Set task >>
Pick out every line holding the string "story" and copy it.

Record excerpts >>

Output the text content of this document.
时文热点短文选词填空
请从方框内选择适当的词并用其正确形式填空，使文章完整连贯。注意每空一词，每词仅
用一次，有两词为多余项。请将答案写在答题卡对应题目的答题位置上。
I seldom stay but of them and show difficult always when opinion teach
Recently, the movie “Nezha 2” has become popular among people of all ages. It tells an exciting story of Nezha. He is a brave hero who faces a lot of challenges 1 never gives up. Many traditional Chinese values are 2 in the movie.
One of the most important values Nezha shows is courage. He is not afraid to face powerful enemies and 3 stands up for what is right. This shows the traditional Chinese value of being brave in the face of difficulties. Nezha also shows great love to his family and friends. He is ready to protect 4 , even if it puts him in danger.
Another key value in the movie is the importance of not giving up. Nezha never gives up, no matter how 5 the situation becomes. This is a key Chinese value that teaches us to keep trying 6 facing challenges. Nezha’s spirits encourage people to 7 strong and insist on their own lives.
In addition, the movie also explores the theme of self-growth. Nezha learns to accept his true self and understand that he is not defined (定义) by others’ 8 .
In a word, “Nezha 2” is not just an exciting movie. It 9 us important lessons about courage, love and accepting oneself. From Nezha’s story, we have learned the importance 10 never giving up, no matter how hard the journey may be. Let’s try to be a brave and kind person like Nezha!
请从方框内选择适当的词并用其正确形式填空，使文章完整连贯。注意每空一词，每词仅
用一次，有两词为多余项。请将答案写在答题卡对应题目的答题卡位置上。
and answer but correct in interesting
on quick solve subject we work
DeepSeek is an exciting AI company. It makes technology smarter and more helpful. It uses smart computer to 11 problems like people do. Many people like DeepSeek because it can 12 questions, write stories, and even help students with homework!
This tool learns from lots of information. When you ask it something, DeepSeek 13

Exercise output >>
Recently, the movie “Nezha 2” has become popular among people of all ages. It tells an exciting story of Nezha. He is a brave hero who faces a lot of challenges 1 never gives up. Many traditional Chinese values are 2 in the movie.
In a word, “Nezha 2” is not just an exciting movie. It 9 us important lessons about courage, love and accepting oneself. From Nezha’s story, we have learned the importance 10 never giving up, no matter how hard the journey may be. Let’s try to be a brave and kind person like Nezha!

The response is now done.